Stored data

--- START ---

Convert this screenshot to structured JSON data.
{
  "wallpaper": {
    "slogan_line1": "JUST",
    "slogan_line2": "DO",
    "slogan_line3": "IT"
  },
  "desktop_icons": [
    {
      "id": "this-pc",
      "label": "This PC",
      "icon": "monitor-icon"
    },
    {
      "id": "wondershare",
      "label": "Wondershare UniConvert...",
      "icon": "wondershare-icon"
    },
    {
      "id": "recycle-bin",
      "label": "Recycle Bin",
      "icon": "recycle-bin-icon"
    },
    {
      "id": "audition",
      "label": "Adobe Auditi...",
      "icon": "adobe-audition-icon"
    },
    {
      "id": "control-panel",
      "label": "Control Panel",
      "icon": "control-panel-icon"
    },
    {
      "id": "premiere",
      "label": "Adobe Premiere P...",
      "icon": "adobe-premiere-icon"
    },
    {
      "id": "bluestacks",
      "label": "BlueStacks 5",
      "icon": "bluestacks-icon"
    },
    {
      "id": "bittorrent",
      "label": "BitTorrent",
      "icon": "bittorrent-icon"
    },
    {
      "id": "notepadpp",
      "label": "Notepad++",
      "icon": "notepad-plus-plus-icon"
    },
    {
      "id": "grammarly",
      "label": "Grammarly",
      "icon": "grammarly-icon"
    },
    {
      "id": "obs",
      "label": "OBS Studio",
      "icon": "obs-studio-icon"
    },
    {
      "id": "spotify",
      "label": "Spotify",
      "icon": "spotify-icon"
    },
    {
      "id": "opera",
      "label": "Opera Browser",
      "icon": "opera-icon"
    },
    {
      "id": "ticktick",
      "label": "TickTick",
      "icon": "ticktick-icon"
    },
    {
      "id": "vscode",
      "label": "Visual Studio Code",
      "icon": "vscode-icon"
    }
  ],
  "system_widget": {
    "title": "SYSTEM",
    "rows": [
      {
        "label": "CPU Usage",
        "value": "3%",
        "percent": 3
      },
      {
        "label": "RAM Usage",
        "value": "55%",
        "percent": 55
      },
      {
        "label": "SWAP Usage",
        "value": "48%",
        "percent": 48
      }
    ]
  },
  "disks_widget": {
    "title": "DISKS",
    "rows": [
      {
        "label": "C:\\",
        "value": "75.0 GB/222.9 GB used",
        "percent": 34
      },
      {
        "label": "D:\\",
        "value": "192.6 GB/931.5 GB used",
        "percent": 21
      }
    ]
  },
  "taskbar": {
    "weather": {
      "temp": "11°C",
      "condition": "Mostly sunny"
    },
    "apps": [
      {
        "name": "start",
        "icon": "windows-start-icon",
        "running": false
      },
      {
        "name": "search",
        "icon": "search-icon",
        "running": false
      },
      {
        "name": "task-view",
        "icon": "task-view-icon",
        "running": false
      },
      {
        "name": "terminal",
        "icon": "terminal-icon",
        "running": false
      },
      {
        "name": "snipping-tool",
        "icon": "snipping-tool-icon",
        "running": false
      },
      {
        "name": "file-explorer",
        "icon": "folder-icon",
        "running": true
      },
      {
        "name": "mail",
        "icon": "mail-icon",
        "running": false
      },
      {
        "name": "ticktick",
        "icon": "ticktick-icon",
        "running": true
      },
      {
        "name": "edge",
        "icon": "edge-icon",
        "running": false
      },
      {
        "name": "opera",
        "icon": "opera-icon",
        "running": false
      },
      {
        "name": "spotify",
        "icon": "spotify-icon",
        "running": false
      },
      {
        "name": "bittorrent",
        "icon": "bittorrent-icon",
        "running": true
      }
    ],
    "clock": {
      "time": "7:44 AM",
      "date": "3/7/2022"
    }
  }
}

--- END ---

* **TO DO**
Track down every line of the material containing the string "tool", and copy it.

* **EXERCISE RESULT**
        "name": "snipping-tool",
        "icon": "snipping-tool-icon",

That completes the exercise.